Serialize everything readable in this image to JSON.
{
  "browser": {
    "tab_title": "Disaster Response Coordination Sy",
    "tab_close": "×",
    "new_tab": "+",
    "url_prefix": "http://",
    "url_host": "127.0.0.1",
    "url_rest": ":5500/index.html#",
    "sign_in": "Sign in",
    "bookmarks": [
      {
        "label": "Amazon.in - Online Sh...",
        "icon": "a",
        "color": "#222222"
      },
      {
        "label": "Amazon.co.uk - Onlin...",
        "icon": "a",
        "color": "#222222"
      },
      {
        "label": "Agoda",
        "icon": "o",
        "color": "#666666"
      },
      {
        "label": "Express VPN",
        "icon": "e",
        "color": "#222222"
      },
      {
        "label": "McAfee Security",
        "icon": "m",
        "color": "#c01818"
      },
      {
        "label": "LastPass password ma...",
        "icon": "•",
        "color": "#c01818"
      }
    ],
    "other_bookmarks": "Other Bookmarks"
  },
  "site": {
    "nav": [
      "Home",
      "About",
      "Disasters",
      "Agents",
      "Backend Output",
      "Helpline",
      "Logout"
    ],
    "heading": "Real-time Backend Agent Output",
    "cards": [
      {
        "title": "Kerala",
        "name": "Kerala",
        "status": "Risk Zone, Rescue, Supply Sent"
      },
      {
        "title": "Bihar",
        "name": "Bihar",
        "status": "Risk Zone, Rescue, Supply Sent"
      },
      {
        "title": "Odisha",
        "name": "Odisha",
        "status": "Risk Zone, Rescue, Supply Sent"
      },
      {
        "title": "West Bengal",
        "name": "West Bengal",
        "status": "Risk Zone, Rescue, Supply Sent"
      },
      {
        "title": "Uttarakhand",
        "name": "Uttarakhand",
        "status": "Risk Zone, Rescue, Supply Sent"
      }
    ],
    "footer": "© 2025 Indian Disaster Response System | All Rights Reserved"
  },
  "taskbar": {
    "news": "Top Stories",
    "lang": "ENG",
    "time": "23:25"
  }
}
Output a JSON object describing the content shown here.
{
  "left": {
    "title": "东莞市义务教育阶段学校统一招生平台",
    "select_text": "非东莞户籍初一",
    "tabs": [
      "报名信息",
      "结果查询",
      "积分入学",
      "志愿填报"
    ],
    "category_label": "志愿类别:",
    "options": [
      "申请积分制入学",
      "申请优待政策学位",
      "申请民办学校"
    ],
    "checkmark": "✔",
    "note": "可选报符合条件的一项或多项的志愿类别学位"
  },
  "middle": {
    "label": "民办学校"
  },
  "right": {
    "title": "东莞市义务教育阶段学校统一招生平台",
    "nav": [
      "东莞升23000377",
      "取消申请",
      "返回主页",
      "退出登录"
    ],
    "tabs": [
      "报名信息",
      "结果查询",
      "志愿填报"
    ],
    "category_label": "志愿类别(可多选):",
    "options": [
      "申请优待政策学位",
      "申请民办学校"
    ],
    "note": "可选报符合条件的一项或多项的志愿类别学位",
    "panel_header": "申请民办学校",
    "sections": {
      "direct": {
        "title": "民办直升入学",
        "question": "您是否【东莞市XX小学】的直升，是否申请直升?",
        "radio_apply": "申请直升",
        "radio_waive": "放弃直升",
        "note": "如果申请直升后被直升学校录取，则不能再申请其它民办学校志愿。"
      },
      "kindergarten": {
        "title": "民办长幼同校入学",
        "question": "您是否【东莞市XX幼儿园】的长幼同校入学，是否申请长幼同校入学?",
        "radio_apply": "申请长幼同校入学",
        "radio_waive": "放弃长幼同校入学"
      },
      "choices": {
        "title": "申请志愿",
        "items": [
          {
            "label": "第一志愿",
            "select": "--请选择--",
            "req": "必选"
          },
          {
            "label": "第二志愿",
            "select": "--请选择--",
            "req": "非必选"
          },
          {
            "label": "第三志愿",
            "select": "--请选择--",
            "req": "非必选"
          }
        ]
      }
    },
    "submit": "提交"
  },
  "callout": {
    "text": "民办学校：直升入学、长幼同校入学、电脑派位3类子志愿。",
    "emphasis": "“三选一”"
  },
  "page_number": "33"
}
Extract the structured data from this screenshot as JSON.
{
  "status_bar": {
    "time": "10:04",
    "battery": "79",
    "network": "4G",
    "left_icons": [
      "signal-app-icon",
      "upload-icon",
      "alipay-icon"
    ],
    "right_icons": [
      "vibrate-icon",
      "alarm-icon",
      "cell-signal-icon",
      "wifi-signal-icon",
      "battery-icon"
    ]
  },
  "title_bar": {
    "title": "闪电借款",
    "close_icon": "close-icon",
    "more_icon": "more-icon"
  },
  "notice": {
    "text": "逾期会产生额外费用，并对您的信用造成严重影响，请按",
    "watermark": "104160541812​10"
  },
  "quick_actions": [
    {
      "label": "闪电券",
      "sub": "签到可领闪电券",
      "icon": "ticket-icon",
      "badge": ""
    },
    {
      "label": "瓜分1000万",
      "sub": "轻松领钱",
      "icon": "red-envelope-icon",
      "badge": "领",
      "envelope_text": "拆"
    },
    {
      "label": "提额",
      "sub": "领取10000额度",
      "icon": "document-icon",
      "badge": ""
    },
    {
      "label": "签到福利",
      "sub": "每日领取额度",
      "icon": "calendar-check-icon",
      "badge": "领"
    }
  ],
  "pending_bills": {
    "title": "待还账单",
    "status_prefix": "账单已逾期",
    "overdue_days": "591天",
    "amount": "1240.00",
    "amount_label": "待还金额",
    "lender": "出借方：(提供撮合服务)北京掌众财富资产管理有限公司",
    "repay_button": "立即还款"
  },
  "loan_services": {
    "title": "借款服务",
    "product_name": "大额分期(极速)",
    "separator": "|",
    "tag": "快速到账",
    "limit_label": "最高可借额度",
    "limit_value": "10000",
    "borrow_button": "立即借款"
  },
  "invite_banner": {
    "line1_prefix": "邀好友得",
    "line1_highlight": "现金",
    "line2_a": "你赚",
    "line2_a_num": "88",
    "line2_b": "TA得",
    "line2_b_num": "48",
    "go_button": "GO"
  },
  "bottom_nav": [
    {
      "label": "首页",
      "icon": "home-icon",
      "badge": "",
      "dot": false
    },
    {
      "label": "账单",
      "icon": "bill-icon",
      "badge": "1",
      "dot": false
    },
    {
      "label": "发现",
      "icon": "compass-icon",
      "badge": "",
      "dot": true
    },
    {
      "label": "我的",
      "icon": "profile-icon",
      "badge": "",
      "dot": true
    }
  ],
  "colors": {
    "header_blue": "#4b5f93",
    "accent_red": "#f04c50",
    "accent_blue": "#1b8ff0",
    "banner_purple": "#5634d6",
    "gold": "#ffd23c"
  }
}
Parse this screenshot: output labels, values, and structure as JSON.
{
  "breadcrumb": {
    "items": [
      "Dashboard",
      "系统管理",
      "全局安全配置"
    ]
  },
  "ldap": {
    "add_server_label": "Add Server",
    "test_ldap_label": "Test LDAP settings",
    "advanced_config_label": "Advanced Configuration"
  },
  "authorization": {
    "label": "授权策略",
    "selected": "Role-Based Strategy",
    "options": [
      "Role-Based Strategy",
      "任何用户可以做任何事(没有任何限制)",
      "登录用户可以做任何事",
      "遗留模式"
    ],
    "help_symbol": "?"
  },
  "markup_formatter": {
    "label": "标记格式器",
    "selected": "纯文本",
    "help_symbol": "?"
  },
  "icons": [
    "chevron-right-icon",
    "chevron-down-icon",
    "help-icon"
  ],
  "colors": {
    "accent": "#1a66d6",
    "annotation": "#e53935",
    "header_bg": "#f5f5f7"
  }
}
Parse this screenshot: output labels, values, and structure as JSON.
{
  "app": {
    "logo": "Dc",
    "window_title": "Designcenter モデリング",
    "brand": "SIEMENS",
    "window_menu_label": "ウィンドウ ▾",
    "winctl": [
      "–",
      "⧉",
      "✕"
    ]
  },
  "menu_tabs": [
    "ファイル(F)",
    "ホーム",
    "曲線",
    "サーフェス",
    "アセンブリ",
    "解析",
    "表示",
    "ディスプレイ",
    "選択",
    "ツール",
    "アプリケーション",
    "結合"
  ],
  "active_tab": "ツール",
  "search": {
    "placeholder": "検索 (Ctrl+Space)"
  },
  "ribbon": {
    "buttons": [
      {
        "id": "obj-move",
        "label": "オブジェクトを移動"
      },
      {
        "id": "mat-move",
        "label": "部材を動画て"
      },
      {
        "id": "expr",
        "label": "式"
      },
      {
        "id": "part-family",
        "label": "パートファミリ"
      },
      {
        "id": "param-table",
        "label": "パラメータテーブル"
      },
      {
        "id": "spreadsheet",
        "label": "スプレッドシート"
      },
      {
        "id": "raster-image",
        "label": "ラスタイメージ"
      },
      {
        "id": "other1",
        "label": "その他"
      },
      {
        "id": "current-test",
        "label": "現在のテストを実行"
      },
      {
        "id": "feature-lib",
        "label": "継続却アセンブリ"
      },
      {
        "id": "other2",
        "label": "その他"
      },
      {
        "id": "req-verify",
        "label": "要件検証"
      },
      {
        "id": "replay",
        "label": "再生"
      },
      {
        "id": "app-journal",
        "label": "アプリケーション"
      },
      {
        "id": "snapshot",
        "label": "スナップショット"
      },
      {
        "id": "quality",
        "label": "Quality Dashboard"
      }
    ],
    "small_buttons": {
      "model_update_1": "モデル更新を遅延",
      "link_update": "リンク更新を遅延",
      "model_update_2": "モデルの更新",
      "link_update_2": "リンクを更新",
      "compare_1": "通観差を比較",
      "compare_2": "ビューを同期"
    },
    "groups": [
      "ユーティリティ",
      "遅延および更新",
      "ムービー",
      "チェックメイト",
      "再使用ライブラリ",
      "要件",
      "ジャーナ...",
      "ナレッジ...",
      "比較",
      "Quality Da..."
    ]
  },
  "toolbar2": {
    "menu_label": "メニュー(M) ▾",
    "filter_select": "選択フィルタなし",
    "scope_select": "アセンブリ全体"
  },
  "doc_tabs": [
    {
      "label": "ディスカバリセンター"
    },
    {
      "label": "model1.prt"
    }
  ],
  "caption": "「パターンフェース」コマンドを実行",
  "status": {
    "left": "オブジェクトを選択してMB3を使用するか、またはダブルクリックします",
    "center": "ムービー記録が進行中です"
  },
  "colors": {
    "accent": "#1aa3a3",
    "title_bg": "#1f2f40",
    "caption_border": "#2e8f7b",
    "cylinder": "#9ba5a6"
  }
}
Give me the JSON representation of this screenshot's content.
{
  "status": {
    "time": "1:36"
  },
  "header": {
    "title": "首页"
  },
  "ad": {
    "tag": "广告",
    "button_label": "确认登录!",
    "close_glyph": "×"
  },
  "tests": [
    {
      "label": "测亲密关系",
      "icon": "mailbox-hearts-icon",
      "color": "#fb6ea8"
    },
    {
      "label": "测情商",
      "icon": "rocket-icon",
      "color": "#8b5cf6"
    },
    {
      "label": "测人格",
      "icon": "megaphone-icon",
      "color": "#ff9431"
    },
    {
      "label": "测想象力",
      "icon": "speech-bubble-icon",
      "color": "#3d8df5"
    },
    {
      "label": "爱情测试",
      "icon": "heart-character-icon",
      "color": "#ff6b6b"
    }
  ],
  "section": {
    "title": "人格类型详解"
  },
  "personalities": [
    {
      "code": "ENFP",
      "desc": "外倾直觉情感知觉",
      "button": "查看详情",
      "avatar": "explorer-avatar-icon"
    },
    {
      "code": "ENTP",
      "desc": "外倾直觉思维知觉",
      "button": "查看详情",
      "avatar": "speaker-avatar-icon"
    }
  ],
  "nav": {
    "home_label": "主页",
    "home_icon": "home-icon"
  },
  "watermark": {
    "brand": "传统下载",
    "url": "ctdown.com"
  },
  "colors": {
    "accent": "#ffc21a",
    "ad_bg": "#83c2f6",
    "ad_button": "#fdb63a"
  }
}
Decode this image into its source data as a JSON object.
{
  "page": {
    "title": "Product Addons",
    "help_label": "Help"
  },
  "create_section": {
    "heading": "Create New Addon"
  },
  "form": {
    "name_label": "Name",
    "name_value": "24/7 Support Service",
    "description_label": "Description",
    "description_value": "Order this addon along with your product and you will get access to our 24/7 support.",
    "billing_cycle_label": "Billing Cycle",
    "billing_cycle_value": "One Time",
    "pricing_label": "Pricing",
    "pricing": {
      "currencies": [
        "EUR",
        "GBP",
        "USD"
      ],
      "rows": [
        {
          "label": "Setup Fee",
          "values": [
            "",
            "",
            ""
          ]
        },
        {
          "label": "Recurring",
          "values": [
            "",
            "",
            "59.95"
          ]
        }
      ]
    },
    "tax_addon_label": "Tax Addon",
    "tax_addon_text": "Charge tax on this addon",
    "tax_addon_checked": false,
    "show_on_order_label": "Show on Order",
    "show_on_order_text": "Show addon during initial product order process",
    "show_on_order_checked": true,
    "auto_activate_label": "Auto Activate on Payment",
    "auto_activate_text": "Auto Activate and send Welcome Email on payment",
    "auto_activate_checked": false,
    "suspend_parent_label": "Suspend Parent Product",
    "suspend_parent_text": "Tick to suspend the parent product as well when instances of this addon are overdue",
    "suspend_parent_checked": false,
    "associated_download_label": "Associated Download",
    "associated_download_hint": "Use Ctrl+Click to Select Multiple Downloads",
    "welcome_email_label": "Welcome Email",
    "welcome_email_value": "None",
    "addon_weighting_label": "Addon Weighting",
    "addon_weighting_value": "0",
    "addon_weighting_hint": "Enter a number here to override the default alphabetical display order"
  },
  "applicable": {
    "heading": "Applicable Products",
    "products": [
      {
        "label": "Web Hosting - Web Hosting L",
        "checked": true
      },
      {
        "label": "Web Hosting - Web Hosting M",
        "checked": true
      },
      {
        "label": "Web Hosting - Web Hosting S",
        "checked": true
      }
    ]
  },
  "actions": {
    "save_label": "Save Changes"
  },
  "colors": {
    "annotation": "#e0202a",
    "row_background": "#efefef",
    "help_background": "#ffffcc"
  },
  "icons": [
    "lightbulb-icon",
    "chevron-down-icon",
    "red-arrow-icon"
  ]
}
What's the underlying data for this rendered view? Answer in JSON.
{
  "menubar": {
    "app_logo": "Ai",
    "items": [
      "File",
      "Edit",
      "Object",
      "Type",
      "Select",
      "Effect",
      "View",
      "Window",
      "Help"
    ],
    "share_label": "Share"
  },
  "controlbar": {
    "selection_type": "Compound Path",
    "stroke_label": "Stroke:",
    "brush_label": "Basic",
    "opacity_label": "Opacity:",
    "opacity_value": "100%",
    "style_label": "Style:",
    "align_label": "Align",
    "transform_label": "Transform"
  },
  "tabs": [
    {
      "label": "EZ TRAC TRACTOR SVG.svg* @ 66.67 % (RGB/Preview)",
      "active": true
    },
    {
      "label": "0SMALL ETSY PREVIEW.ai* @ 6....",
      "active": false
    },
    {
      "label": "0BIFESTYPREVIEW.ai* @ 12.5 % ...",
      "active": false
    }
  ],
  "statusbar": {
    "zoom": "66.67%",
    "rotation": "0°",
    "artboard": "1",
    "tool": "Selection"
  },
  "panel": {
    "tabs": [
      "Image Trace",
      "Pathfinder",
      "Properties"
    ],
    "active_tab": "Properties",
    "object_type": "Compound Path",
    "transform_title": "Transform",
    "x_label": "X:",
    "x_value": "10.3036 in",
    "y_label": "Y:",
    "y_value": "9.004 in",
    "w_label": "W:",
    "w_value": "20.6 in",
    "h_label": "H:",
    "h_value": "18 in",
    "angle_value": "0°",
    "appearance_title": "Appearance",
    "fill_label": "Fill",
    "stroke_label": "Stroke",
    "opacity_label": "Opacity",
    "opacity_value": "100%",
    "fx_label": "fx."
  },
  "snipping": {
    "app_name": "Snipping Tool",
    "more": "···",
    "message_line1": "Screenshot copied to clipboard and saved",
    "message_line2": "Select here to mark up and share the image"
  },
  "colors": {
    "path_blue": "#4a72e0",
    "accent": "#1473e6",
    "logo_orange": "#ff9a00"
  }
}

▶ **AIM**: Say how many lines in the entries contain the string "here", and leave out everything else.

▶ **FINISHED ANSWER**: 3